#### [Request]
Repeat every record below exactly, but leave out any pictures.
[Start of Listed entries]
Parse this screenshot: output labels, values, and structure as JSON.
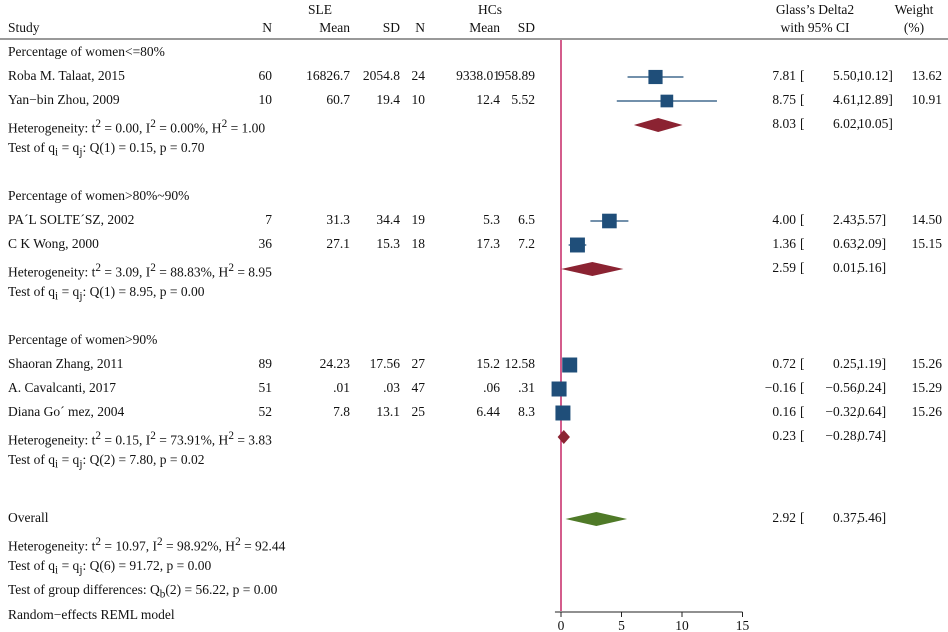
{
  "header": {
    "study": "Study",
    "sle": "SLE",
    "hcs": "HCs",
    "n1": "N",
    "mean1": "Mean",
    "sd1": "SD",
    "n2": "N",
    "mean2": "Mean",
    "sd2": "SD",
    "effect1": "Glass’s Delta2",
    "effect2": "with 95% CI",
    "weight1": "Weight",
    "weight2": "(%)"
  },
  "groups": [
    {
      "title": "Percentage of women<=80%",
      "studies": [
        {
          "name": "Roba M. Talaat, 2015",
          "n1": "60",
          "mean1": "16826.7",
          "sd1": "2054.8",
          "n2": "24",
          "mean2": "9338.01",
          "sd2": "958.89",
          "est": "7.81",
          "lo": "5.50,",
          "hi": "10.12]",
          "w": "13.62"
        },
        {
          "name": "Yan−bin Zhou, 2009",
          "n1": "10",
          "mean1": "60.7",
          "sd1": "19.4",
          "n2": "10",
          "mean2": "12.4",
          "sd2": "5.52",
          "est": "8.75",
          "lo": "4.61,",
          "hi": "12.89]",
          "w": "10.91"
        }
      ],
      "het": {
        "prefix": "Heterogeneity: t",
        "rest": " = 0.00, I",
        "rest2": " = 0.00%, H",
        "rest3": " = 1.00",
        "sup": "2"
      },
      "hetEst": {
        "est": "8.03",
        "lo": "6.02,",
        "hi": "10.05]"
      },
      "test": {
        "a": "Test of q",
        "b": " = q",
        "c": ": Q(1) = 0.15, p = 0.70",
        "si": "i",
        "sj": "j"
      }
    },
    {
      "title": "Percentage of women>80%~90%",
      "studies": [
        {
          "name": "PA´L SOLTE´SZ, 2002",
          "n1": "7",
          "mean1": "31.3",
          "sd1": "34.4",
          "n2": "19",
          "mean2": "5.3",
          "sd2": "6.5",
          "est": "4.00",
          "lo": "2.43,",
          "hi": "5.57]",
          "w": "14.50"
        },
        {
          "name": "C K Wong, 2000",
          "n1": "36",
          "mean1": "27.1",
          "sd1": "15.3",
          "n2": "18",
          "mean2": "17.3",
          "sd2": "7.2",
          "est": "1.36",
          "lo": "0.63,",
          "hi": "2.09]",
          "w": "15.15"
        }
      ],
      "het": {
        "prefix": "Heterogeneity: t",
        "rest": " = 3.09, I",
        "rest2": " = 88.83%, H",
        "rest3": " = 8.95",
        "sup": "2"
      },
      "hetEst": {
        "est": "2.59",
        "lo": "0.01,",
        "hi": "5.16]"
      },
      "test": {
        "a": "Test of q",
        "b": " = q",
        "c": ": Q(1) = 8.95, p = 0.00",
        "si": "i",
        "sj": "j"
      }
    },
    {
      "title": "Percentage of women>90%",
      "studies": [
        {
          "name": "Shaoran Zhang, 2011",
          "n1": "89",
          "mean1": "24.23",
          "sd1": "17.56",
          "n2": "27",
          "mean2": "15.2",
          "sd2": "12.58",
          "est": "0.72",
          "lo": "0.25,",
          "hi": "1.19]",
          "w": "15.26"
        },
        {
          "name": "A. Cavalcanti, 2017",
          "n1": "51",
          "mean1": ".01",
          "sd1": ".03",
          "n2": "47",
          "mean2": ".06",
          "sd2": ".31",
          "est": "−0.16",
          "lo": "−0.56,",
          "hi": "0.24]",
          "w": "15.29"
        },
        {
          "name": "Diana Go´ mez, 2004",
          "n1": "52",
          "mean1": "7.8",
          "sd1": "13.1",
          "n2": "25",
          "mean2": "6.44",
          "sd2": "8.3",
          "est": "0.16",
          "lo": "−0.32,",
          "hi": "0.64]",
          "w": "15.26"
        }
      ],
      "het": {
        "prefix": "Heterogeneity: t",
        "rest": " = 0.15, I",
        "rest2": " = 73.91%, H",
        "rest3": " = 3.83",
        "sup": "2"
      },
      "hetEst": {
        "est": "0.23",
        "lo": "−0.28,",
        "hi": "0.74]"
      },
      "test": {
        "a": "Test of q",
        "b": " = q",
        "c": ": Q(2) = 7.80, p = 0.02",
        "si": "i",
        "sj": "j"
      }
    }
  ],
  "overall": {
    "label": "Overall",
    "est": "2.92",
    "lo": "0.37,",
    "hi": "5.46]",
    "het": {
      "prefix": "Heterogeneity: t",
      "rest": " = 10.97, I",
      "rest2": " = 98.92%, H",
      "rest3": " = 92.44",
      "sup": "2"
    },
    "test": {
      "a": "Test of q",
      "b": " = q",
      "c": ": Q(6) = 91.72, p = 0.00",
      "si": "i",
      "sj": "j"
    },
    "groupTest": {
      "a": "Test of group differences: Q",
      "sub": "b",
      "c": "(2) = 56.22, p = 0.00"
    },
    "model": "Random−effects REML model"
  },
  "bracket": "[",
  "colors": {
    "square": "#1f4e79",
    "subgroupDiamond": "#8b2332",
    "overallDiamond": "#4f7a28",
    "refLine": "#c2185b"
  },
  "chart_data": {
    "type": "forest",
    "xlim": [
      -0.5,
      15
    ],
    "xticks": [
      0,
      5,
      10,
      15
    ],
    "xticklabels": [
      "0",
      "5",
      "10",
      "15"
    ],
    "reference_line": 0,
    "studies": [
      {
        "name": "Roba M. Talaat, 2015",
        "est": 7.81,
        "lo": 5.5,
        "hi": 10.12,
        "weight": 13.62
      },
      {
        "name": "Yan−bin Zhou, 2009",
        "est": 8.75,
        "lo": 4.61,
        "hi": 12.89,
        "weight": 10.91
      },
      {
        "name": "PA´L SOLTE´SZ, 2002",
        "est": 4.0,
        "lo": 2.43,
        "hi": 5.57,
        "weight": 14.5
      },
      {
        "name": "C K Wong, 2000",
        "est": 1.36,
        "lo": 0.63,
        "hi": 2.09,
        "weight": 15.15
      },
      {
        "name": "Shaoran Zhang, 2011",
        "est": 0.72,
        "lo": 0.25,
        "hi": 1.19,
        "weight": 15.26
      },
      {
        "name": "A. Cavalcanti, 2017",
        "est": -0.16,
        "lo": -0.56,
        "hi": 0.24,
        "weight": 15.29
      },
      {
        "name": "Diana Go´ mez, 2004",
        "est": 0.16,
        "lo": -0.32,
        "hi": 0.64,
        "weight": 15.26
      }
    ],
    "subgroup_pooled": [
      {
        "group": "Percentage of women<=80%",
        "est": 8.03,
        "lo": 6.02,
        "hi": 10.05
      },
      {
        "group": "Percentage of women>80%~90%",
        "est": 2.59,
        "lo": 0.01,
        "hi": 5.16
      },
      {
        "group": "Percentage of women>90%",
        "est": 0.23,
        "lo": -0.28,
        "hi": 0.74
      }
    ],
    "overall": {
      "est": 2.92,
      "lo": 0.37,
      "hi": 5.46
    }
  }
}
[End of Listed entries]
#### [Result of the task]
Parse this screenshot: output labels, values, and structure as JSON.
{
  "header": {
    "study": "Study",
    "sle": "SLE",
    "hcs": "HCs",
    "n1": "N",
    "mean1": "Mean",
    "sd1": "SD",
    "n2": "N",
    "mean2": "Mean",
    "sd2": "SD",
    "effect1": "Glass’s Delta2",
    "effect2": "with 95% CI",
    "weight1": "Weight",
    "weight2": "(%)"
  },
  "groups": [
    {
      "title": "Percentage of women<=80%",
      "studies": [
        {
          "name": "Roba M. Talaat, 2015",
          "n1": "60",
          "mean1": "16826.7",
          "sd1": "2054.8",
          "n2": "24",
          "mean2": "9338.01",
          "sd2": "958.89",
          "est": "7.81",
          "lo": "5.50,",
          "hi": "10.12]",
          "w": "13.62"
        },
        {
          "name": "Yan−bin Zhou, 2009",
          "n1": "10",
          "mean1": "60.7",
          "sd1": "19.4",
          "n2": "10",
          "mean2": "12.4",
          "sd2": "5.52",
          "est": "8.75",
          "lo": "4.61,",
          "hi": "12.89]",
          "w": "10.91"
        }
      ],
      "het": {
        "prefix": "Heterogeneity: t",
        "rest": " = 0.00, I",
        "rest2": " = 0.00%, H",
        "rest3": " = 1.00",
        "sup": "2"
      },
      "hetEst": {
        "est": "8.03",
        "lo": "6.02,",
        "hi": "10.05]"
      },
      "test": {
        "a": "Test of q",
        "b": " = q",
        "c": ": Q(1) = 0.15, p = 0.70",
        "si": "i",
        "sj": "j"
      }
    },
    {
      "title": "Percentage of women>80%~90%",
      "studies": [
        {
          "name": "PA´L SOLTE´SZ, 2002",
          "n1": "7",
          "mean1": "31.3",
          "sd1": "34.4",
          "n2": "19",
          "mean2": "5.3",
          "sd2": "6.5",
          "est": "4.00",
          "lo": "2.43,",
          "hi": "5.57]",
          "w": "14.50"
        },
        {
          "name": "C K Wong, 2000",
          "n1": "36",
          "mean1": "27.1",
          "sd1": "15.3",
          "n2": "18",
          "mean2": "17.3",
          "sd2": "7.2",
          "est": "1.36",
          "lo": "0.63,",
          "hi": "2.09]",
          "w": "15.15"
        }
      ],
      "het": {
        "prefix": "Heterogeneity: t",
        "rest": " = 3.09, I",
        "rest2": " = 88.83%, H",
        "rest3": " = 8.95",
        "sup": "2"
      },
      "hetEst": {
        "est": "2.59",
        "lo": "0.01,",
        "hi": "5.16]"
      },
      "test": {
        "a": "Test of q",
        "b": " = q",
        "c": ": Q(1) = 8.95, p = 0.00",
        "si": "i",
        "sj": "j"
      }
    },
    {
      "title": "Percentage of women>90%",
      "studies": [
        {
          "name": "Shaoran Zhang, 2011",
          "n1": "89",
          "mean1": "24.23",
          "sd1": "17.56",
          "n2": "27",
          "mean2": "15.2",
          "sd2": "12.58",
          "est": "0.72",
          "lo": "0.25,",
          "hi": "1.19]",
          "w": "15.26"
        },
        {
          "name": "A. Cavalcanti, 2017",
          "n1": "51",
          "mean1": ".01",
          "sd1": ".03",
          "n2": "47",
          "mean2": ".06",
          "sd2": ".31",
          "est": "−0.16",
          "lo": "−0.56,",
          "hi": "0.24]",
          "w": "15.29"
        },
        {
          "name": "Diana Go´ mez, 2004",
          "n1": "52",
          "mean1": "7.8",
          "sd1": "13.1",
          "n2": "25",
          "mean2": "6.44",
          "sd2": "8.3",
          "est": "0.16",
          "lo": "−0.32,",
          "hi": "0.64]",
          "w": "15.26"
        }
      ],
      "het": {
        "prefix": "Heterogeneity: t",
        "rest": " = 0.15, I",
        "rest2": " = 73.91%, H",
        "rest3": " = 3.83",
        "sup": "2"
      },
      "hetEst": {
        "est": "0.23",
        "lo": "−0.28,",
        "hi": "0.74]"
      },
      "test": {
        "a": "Test of q",
        "b": " = q",
        "c": ": Q(2) = 7.80, p = 0.02",
        "si": "i",
        "sj": "j"
      }
    }
  ],
  "overall": {
    "label": "Overall",
    "est": "2.92",
    "lo": "0.37,",
    "hi": "5.46]",
    "het": {
      "prefix": "Heterogeneity: t",
      "rest": " = 10.97, I",
      "rest2": " = 98.92%, H",
      "rest3": " = 92.44",
      "sup": "2"
    },
    "test": {
      "a": "Test of q",
      "b": " = q",
      "c": ": Q(6) = 91.72, p = 0.00",
      "si": "i",
      "sj": "j"
    },
    "groupTest": {
      "a": "Test of group differences: Q",
      "sub": "b",
      "c": "(2) = 56.22, p = 0.00"
    },
    "model": "Random−effects REML model"
  },
  "bracket": "[",
  "colors": {
    "square": "#1f4e79",
    "subgroupDiamond": "#8b2332",
    "overallDiamond": "#4f7a28",
    "refLine": "#c2185b"
  },
  "chart_data": {
    "type": "forest",
    "xlim": [
      -0.5,
      15
    ],
    "xticks": [
      0,
      5,
      10,
      15
    ],
    "xticklabels": [
      "0",
      "5",
      "10",
      "15"
    ],
    "reference_line": 0,
    "studies": [
      {
        "name": "Roba M. Talaat, 2015",
        "est": 7.81,
        "lo": 5.5,
        "hi": 10.12,
        "weight": 13.62
      },
      {
        "name": "Yan−bin Zhou, 2009",
        "est": 8.75,
        "lo": 4.61,
        "hi": 12.89,
        "weight": 10.91
      },
      {
        "name": "PA´L SOLTE´SZ, 2002",
        "est": 4.0,
        "lo": 2.43,
        "hi": 5.57,
        "weight": 14.5
      },
      {
        "name": "C K Wong, 2000",
        "est": 1.36,
        "lo": 0.63,
        "hi": 2.09,
        "weight": 15.15
      },
      {
        "name": "Shaoran Zhang, 2011",
        "est": 0.72,
        "lo": 0.25,
        "hi": 1.19,
        "weight": 15.26
      },
      {
        "name": "A. Cavalcanti, 2017",
        "est": -0.16,
        "lo": -0.56,
        "hi": 0.24,
        "weight": 15.29
      },
      {
        "name": "Diana Go´ mez, 2004",
        "est": 0.16,
        "lo": -0.32,
        "hi": 0.64,
        "weight": 15.26
      }
    ],
    "subgroup_pooled": [
      {
        "group": "Percentage of women<=80%",
        "est": 8.03,
        "lo": 6.02,
        "hi": 10.05
      },
      {
        "group": "Percentage of women>80%~90%",
        "est": 2.59,
        "lo": 0.01,
        "hi": 5.16
      },
      {
        "group": "Percentage of women>90%",
        "est": 0.23,
        "lo": -0.28,
        "hi": 0.74
      }
    ],
    "overall": {
      "est": 2.92,
      "lo": 0.37,
      "hi": 5.46
    }
  }
}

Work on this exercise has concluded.